▶ [The problem]: Below are the records. Gather each line that holds "compressed".

[Stored data]
━━━━━━━━
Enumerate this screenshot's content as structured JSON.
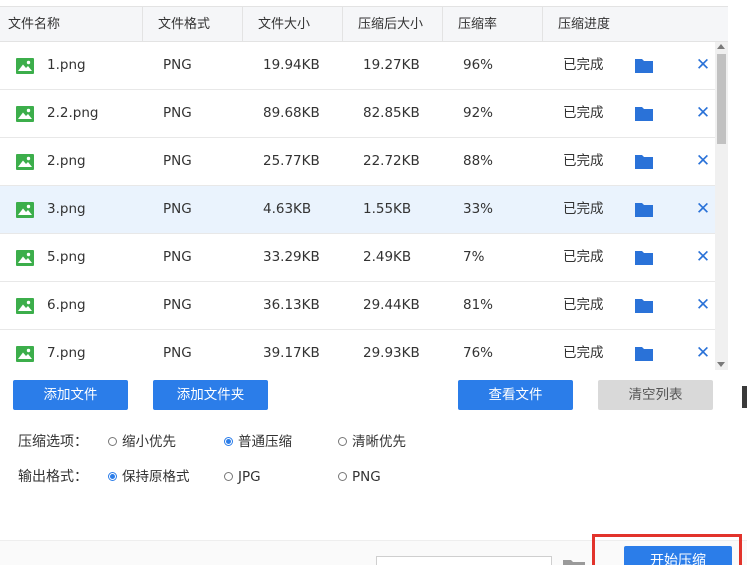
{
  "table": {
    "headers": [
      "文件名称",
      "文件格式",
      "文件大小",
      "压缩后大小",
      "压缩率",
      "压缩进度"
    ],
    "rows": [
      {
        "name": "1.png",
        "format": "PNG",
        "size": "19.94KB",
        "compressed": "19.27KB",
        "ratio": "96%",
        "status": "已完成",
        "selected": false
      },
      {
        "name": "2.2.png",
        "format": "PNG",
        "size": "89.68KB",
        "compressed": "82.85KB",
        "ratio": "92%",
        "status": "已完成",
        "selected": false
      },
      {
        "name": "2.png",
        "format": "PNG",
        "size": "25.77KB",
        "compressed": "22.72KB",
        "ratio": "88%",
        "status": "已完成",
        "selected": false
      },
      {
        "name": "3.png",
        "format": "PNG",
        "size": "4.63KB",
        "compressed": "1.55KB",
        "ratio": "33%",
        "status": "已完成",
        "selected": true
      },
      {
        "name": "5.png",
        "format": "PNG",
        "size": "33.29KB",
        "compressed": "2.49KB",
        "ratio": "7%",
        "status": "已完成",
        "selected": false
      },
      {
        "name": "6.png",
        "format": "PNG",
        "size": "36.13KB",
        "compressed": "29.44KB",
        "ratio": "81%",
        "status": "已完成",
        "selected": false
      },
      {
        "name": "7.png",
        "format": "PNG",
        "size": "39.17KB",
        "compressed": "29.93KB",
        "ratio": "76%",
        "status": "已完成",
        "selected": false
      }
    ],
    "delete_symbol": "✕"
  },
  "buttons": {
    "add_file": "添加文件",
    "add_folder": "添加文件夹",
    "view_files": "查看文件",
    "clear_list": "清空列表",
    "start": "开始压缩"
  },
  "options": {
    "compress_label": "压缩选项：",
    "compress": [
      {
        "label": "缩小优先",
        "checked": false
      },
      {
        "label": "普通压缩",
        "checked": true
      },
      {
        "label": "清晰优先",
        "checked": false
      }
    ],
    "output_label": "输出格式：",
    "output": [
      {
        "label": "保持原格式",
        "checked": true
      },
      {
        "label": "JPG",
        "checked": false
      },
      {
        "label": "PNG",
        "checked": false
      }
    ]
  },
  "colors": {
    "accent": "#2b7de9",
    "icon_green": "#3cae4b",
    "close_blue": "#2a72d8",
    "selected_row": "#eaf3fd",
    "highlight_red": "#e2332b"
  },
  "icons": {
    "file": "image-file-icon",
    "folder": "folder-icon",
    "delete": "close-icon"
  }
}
━━━━━━━━
▶ [Finished task]:
        "compressed": "19.27KB",
        "compressed": "82.85KB",
        "compressed": "22.72KB",
        "compressed": "1.55KB",
        "compressed": "2.49KB",
        "compressed": "29.44KB",
        "compressed": "29.93KB",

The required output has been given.